Rewrite the entries below as a two-column CSV with the headers input and output, one row per entry, with the entry's text and its answer each in a single quoted field and line breaks replaced by spaces. Start at the first entry and stop after the line that contains "The channel for".

Collected data
━━━━━━━━━━━━━━━━━━━━
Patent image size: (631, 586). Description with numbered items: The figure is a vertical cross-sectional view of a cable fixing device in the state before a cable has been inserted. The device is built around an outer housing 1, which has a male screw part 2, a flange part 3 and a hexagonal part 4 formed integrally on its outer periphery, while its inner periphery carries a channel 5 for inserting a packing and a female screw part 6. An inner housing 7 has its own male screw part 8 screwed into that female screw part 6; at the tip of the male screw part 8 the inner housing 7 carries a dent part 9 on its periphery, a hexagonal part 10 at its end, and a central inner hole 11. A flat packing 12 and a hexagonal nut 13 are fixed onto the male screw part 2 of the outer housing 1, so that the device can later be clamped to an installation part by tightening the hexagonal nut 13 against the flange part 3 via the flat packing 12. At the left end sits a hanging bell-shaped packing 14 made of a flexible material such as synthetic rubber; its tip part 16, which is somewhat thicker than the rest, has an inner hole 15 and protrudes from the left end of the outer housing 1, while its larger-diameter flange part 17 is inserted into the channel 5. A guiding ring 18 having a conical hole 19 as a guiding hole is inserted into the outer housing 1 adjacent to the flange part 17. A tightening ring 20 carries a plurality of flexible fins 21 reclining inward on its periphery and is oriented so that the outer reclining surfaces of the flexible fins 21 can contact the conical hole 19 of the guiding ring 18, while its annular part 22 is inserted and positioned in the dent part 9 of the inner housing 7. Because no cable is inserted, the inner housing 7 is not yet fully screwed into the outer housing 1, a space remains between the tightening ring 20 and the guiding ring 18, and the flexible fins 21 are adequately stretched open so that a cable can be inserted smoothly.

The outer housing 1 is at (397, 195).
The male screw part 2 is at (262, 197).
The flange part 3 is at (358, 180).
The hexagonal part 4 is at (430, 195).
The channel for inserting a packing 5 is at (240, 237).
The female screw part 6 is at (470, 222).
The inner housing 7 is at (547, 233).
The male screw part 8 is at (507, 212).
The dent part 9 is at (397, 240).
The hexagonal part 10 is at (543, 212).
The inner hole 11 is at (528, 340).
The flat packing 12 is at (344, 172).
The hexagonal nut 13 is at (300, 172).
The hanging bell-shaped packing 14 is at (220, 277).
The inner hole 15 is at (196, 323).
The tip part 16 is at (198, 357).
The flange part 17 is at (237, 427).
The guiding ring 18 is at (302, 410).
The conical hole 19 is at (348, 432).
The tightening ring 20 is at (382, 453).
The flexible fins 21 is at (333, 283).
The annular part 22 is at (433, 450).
━━━━━━━━━━━━━━━━━━━━
**EXERCISE ANSWER:**
input,output
"Patent image size: (631, 586). Description with numbered items: The figure is a vertical cross-sectional view of a cable fixing device in the state before a cable has been inserted. The device is built around an outer housing 1, which has a male screw part 2, a flange part 3 and a hexagonal part 4 formed integrally on its outer periphery, while its inner periphery carries a channel 5 for inserting a packing and a female screw part 6. An inner housing 7 has its own male screw part 8 screwed into that female screw part 6; at the tip of the male screw part 8 the inner housing 7 carries a dent part 9 on its periphery, a hexagonal part 10 at its end, and a central inner hole 11. A flat packing 12 and a hexagonal nut 13 are fixed onto the male screw part 2 of the outer housing 1, so that the device can later be clamped to an installation part by tightening the hexagonal nut 13 against the flange part 3 via the flat packing 12. At the left end sits a hanging bell-shaped packing 14 made of a flexible material such as synthetic rubber; its tip part 16, which is somewhat thicker than the rest, has an inner hole 15 and protrudes from the left end of the outer housing 1, while its larger-diameter flange part 17 is inserted into the channel 5. A guiding ring 18 having a conical hole 19 as a guiding hole is inserted into the outer housing 1 adjacent to the flange part 17. A tightening ring 20 carries a plurality of flexible fins 21 reclining inward on its periphery and is oriented so that the outer reclining surfaces of the flexible fins 21 can contact the conical hole 19 of the guiding ring 18, while its annular part 22 is inserted and positioned in the dent part 9 of the inner housing 7. Because no cable is inserted, the inner housing 7 is not yet fully screwed into the outer housing 1, a space remains between the tightening ring 20 and the guiding ring 18, and the flexible fins 21 are adequately stretched open so that a cable can be inserted smoothly.","The outer housing 1 is at (397, 195). The male screw part 2 is at (262, 197). The flange part 3 is at (358, 180). The hexagonal part 4 is at (430, 195). The channel for inserting a packing 5 is at (240, 237)."